>>>

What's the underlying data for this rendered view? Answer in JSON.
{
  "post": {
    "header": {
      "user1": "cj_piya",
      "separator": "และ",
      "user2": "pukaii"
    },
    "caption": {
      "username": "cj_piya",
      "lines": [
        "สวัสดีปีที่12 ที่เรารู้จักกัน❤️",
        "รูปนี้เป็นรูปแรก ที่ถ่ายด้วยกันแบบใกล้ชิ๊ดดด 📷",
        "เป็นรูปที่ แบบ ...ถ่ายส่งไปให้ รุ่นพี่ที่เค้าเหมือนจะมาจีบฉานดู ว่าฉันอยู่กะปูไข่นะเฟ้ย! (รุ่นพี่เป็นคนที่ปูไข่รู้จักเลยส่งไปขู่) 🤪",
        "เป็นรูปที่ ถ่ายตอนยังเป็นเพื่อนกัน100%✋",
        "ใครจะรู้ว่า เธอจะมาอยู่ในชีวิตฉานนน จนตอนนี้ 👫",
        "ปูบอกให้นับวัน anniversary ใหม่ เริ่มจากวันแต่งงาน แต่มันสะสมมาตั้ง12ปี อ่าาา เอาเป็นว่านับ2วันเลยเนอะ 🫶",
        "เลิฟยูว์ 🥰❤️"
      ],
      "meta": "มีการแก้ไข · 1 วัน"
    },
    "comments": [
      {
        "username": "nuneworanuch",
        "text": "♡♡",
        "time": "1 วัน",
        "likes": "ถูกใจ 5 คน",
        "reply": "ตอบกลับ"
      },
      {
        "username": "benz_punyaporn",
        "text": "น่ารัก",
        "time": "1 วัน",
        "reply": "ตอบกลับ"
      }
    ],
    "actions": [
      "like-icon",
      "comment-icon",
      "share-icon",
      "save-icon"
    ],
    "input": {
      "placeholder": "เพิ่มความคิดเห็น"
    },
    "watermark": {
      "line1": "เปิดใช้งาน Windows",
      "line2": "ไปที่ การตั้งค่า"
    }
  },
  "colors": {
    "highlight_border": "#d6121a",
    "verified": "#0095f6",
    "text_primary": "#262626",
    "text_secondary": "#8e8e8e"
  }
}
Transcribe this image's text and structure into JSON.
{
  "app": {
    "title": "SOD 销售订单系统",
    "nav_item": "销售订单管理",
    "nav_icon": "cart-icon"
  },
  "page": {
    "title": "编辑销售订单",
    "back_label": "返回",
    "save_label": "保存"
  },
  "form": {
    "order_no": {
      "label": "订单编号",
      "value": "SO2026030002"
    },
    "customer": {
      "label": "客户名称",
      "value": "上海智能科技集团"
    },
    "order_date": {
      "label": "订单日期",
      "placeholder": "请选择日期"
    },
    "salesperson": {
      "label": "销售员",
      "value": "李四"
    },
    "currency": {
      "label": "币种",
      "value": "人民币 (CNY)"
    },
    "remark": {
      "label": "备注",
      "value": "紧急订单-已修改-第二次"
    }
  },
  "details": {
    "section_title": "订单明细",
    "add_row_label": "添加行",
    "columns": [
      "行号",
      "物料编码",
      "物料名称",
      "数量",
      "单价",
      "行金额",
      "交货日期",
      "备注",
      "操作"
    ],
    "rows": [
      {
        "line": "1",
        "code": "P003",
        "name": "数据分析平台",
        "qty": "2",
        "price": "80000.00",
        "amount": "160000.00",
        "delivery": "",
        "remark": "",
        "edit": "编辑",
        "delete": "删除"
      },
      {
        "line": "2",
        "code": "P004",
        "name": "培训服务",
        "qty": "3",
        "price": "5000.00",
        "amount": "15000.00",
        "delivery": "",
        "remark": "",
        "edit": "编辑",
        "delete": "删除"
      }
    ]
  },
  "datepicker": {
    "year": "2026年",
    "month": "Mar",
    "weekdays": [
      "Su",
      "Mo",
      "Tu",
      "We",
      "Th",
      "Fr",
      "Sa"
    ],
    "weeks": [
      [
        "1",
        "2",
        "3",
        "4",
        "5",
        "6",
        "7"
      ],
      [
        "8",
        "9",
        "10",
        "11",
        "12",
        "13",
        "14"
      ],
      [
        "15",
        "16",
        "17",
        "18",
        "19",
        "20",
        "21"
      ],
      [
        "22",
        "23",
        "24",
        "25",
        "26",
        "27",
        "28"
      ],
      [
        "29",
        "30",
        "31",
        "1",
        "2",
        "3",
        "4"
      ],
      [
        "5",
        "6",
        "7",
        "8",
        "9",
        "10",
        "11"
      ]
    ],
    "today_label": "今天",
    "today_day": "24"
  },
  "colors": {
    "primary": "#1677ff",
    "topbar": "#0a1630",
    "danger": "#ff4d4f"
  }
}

<<<

_Instruction_
Go through the records and print each one exactly.

_Right answer_
What's the underlying data for this rendered view? Answer in JSON.
{
  "post": {
    "header": {
      "user1": "cj_piya",
      "separator": "และ",
      "user2": "pukaii"
    },
    "caption": {
      "username": "cj_piya",
      "lines": [
        "สวัสดีปีที่12 ที่เรารู้จักกัน❤️",
        "รูปนี้เป็นรูปแรก ที่ถ่ายด้วยกันแบบใกล้ชิ๊ดดด 📷",
        "เป็นรูปที่ แบบ ...ถ่ายส่งไปให้ รุ่นพี่ที่เค้าเหมือนจะมาจีบฉานดู ว่าฉันอยู่กะปูไข่นะเฟ้ย! (รุ่นพี่เป็นคนที่ปูไข่รู้จักเลยส่งไปขู่) 🤪",
        "เป็นรูปที่ ถ่ายตอนยังเป็นเพื่อนกัน100%✋",
        "ใครจะรู้ว่า เธอจะมาอยู่ในชีวิตฉานนน จนตอนนี้ 👫",
        "ปูบอกให้นับวัน anniversary ใหม่ เริ่มจากวันแต่งงาน แต่มันสะสมมาตั้ง12ปี อ่าาา เอาเป็นว่านับ2วันเลยเนอะ 🫶",
        "เลิฟยูว์ 🥰❤️"
      ],
      "meta": "มีการแก้ไข · 1 วัน"
    },
    "comments": [
      {
        "username": "nuneworanuch",
        "text": "♡♡",
        "time": "1 วัน",
        "likes": "ถูกใจ 5 คน",
        "reply": "ตอบกลับ"
      },
      {
        "username": "benz_punyaporn",
        "text": "น่ารัก",
        "time": "1 วัน",
        "reply": "ตอบกลับ"
      }
    ],
    "actions": [
      "like-icon",
      "comment-icon",
      "share-icon",
      "save-icon"
    ],
    "input": {
      "placeholder": "เพิ่มความคิดเห็น"
    },
    "watermark": {
      "line1": "เปิดใช้งาน Windows",
      "line2": "ไปที่ การตั้งค่า"
    }
  },
  "colors": {
    "highlight_border": "#d6121a",
    "verified": "#0095f6",
    "text_primary": "#262626",
    "text_secondary": "#8e8e8e"
  }
}
Transcribe this image's text and structure into JSON.
{
  "app": {
    "title": "SOD 销售订单系统",
    "nav_item": "销售订单管理",
    "nav_icon": "cart-icon"
  },
  "page": {
    "title": "编辑销售订单",
    "back_label": "返回",
    "save_label": "保存"
  },
  "form": {
    "order_no": {
      "label": "订单编号",
      "value": "SO2026030002"
    },
    "customer": {
      "label": "客户名称",
      "value": "上海智能科技集团"
    },
    "order_date": {
      "label": "订单日期",
      "placeholder": "请选择日期"
    },
    "salesperson": {
      "label": "销售员",
      "value": "李四"
    },
    "currency": {
      "label": "币种",
      "value": "人民币 (CNY)"
    },
    "remark": {
      "label": "备注",
      "value": "紧急订单-已修改-第二次"
    }
  },
  "details": {
    "section_title": "订单明细",
    "add_row_label": "添加行",
    "columns": [
      "行号",
      "物料编码",
      "物料名称",
      "数量",
      "单价",
      "行金额",
      "交货日期",
      "备注",
      "操作"
    ],
    "rows": [
      {
        "line": "1",
        "code": "P003",
        "name": "数据分析平台",
        "qty": "2",
        "price": "80000.00",
        "amount": "160000.00",
        "delivery": "",
        "remark": "",
        "edit": "编辑",
        "delete": "删除"
      },
      {
        "line": "2",
        "code": "P004",
        "name": "培训服务",
        "qty": "3",
        "price": "5000.00",
        "amount": "15000.00",
        "delivery": "",
        "remark": "",
        "edit": "编辑",
        "delete": "删除"
      }
    ]
  },
  "datepicker": {
    "year": "2026年",
    "month": "Mar",
    "weekdays": [
      "Su",
      "Mo",
      "Tu",
      "We",
      "Th",
      "Fr",
      "Sa"
    ],
    "weeks": [
      [
        "1",
        "2",
        "3",
        "4",
        "5",
        "6",
        "7"
      ],
      [
        "8",
        "9",
        "10",
        "11",
        "12",
        "13",
        "14"
      ],
      [
        "15",
        "16",
        "17",
        "18",
        "19",
        "20",
        "21"
      ],
      [
        "22",
        "23",
        "24",
        "25",
        "26",
        "27",
        "28"
      ],
      [
        "29",
        "30",
        "31",
        "1",
        "2",
        "3",
        "4"
      ],
      [
        "5",
        "6",
        "7",
        "8",
        "9",
        "10",
        "11"
      ]
    ],
    "today_label": "今天",
    "today_day": "24"
  },
  "colors": {
    "primary": "#1677ff",
    "topbar": "#0a1630",
    "danger": "#ff4d4f"
  }
}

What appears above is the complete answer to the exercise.